Written by Mark Jacobs
Photos provided by Chris Randle

Peter Bingham, the Artistic Director of EDAM Dance, has been an early and forceful exponent of improvisational dance, and Contact Improvisation (CI), specifically; so it was, perhaps, no surprise that the six-day run of inside the lines | the lines inside would centre on improvisational work. The three pieces – one by Mr. Bingham and one each by guest artists Deanna Peters and Rob Kitsos – combined to create a referendum-of-sorts on the relative merits of rigorously choreographed dance versus a freer, more spontaneous interpretive expression.

inside the lines | the lines inside @ EDAM Dance. Photo by Chris Randle

Photo by Chris Randle

If these two poles of dance structure were both represented in the kinaesthetic debate, it was hardly an even tussle. There could be little doubt where these three choreographers come-down. The program was not simply a showcase for the beauty and potential of improvisational dance; at points, it seemed to be a glove across the face of meticulously mapped-out choreography.

Short task 1 |
Copy out the listing verbatim, from its first line through the line that contains "instruction-text: You are", including both of those lines.

Input material |
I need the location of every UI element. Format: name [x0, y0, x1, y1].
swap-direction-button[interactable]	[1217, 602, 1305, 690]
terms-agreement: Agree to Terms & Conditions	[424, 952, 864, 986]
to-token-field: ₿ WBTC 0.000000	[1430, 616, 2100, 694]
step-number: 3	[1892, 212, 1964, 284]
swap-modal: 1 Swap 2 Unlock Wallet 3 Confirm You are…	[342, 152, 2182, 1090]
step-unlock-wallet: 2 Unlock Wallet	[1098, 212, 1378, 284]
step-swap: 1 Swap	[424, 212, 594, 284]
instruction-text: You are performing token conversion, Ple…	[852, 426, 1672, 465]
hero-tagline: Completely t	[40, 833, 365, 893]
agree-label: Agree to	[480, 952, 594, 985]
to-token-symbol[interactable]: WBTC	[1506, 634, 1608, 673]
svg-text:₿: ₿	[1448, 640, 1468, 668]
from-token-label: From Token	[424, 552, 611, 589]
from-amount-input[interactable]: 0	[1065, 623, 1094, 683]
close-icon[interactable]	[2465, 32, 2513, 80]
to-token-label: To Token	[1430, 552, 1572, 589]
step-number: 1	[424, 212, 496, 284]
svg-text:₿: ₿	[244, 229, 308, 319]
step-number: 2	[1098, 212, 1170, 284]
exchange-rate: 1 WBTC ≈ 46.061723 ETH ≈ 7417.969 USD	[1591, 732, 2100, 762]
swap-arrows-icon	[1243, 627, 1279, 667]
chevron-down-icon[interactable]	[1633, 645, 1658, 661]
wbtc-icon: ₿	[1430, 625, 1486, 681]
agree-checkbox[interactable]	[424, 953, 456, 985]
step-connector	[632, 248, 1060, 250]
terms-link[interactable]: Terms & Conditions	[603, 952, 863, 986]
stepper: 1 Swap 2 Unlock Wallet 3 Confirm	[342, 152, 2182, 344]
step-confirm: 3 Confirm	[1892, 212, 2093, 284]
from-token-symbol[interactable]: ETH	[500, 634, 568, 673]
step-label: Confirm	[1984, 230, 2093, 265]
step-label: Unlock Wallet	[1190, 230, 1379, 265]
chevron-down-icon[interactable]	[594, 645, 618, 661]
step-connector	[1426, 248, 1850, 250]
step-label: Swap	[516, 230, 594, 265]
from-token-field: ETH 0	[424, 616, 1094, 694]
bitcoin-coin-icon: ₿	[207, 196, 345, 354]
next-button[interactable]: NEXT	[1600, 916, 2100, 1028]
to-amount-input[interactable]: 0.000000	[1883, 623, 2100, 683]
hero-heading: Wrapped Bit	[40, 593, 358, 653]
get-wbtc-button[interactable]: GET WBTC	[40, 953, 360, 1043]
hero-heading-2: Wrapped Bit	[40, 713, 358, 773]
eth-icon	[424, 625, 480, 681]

Short task 2 |
According to the dance review, which two guest artists each contributed a piece to the program?

Exercise output 1 |
I need the location of every UI element. Format: name [x0, y0, x1, y1].
swap-direction-button[interactable]	[1217, 602, 1305, 690]
terms-agreement: Agree to Terms & Conditions	[424, 952, 864, 986]
to-token-field: ₿ WBTC 0.000000	[1430, 616, 2100, 694]
step-number: 3	[1892, 212, 1964, 284]
swap-modal: 1 Swap 2 Unlock Wallet 3 Confirm You are…	[342, 152, 2182, 1090]
step-unlock-wallet: 2 Unlock Wallet	[1098, 212, 1378, 284]
step-swap: 1 Swap	[424, 212, 594, 284]
instruction-text: You are performing token conversion, Ple…	[852, 426, 1672, 465]

Exercise output 2 |
Deanna Peters and Rob Kitsos.